_INSTRUCTION_
Write out every record below exactly as it appears.

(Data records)
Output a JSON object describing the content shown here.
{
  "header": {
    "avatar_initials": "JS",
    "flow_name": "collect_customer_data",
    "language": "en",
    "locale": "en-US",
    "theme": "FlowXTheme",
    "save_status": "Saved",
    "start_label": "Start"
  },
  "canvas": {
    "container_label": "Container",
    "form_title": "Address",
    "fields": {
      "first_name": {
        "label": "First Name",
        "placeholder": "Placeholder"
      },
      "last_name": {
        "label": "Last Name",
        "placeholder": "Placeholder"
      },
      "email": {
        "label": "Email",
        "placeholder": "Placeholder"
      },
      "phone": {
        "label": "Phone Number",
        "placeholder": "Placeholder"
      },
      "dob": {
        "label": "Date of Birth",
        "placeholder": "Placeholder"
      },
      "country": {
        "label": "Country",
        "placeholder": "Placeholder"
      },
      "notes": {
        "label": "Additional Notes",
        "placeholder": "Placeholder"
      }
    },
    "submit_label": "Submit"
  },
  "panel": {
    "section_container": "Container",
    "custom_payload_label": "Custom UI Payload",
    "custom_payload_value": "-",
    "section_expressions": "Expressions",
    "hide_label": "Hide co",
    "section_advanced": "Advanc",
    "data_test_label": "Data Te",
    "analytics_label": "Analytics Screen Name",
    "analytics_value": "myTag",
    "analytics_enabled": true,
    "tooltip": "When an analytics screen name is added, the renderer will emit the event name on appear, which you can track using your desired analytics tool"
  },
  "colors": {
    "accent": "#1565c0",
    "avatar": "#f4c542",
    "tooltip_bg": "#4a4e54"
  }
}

_RESULT OF THE EXERCISE_
Output a JSON object describing the content shown here.
{
  "header": {
    "avatar_initials": "JS",
    "flow_name": "collect_customer_data",
    "language": "en",
    "locale": "en-US",
    "theme": "FlowXTheme",
    "save_status": "Saved",
    "start_label": "Start"
  },
  "canvas": {
    "container_label": "Container",
    "form_title": "Address",
    "fields": {
      "first_name": {
        "label": "First Name",
        "placeholder": "Placeholder"
      },
      "last_name": {
        "label": "Last Name",
        "placeholder": "Placeholder"
      },
      "email": {
        "label": "Email",
        "placeholder": "Placeholder"
      },
      "phone": {
        "label": "Phone Number",
        "placeholder": "Placeholder"
      },
      "dob": {
        "label": "Date of Birth",
        "placeholder": "Placeholder"
      },
      "country": {
        "label": "Country",
        "placeholder": "Placeholder"
      },
      "notes": {
        "label": "Additional Notes",
        "placeholder": "Placeholder"
      }
    },
    "submit_label": "Submit"
  },
  "panel": {
    "section_container": "Container",
    "custom_payload_label": "Custom UI Payload",
    "custom_payload_value": "-",
    "section_expressions": "Expressions",
    "hide_label": "Hide co",
    "section_advanced": "Advanc",
    "data_test_label": "Data Te",
    "analytics_label": "Analytics Screen Name",
    "analytics_value": "myTag",
    "analytics_enabled": true,
    "tooltip": "When an analytics screen name is added, the renderer will emit the event name on appear, which you can track using your desired analytics tool"
  },
  "colors": {
    "accent": "#1565c0",
    "avatar": "#f4c542",
    "tooltip_bg": "#4a4e54"
  }
}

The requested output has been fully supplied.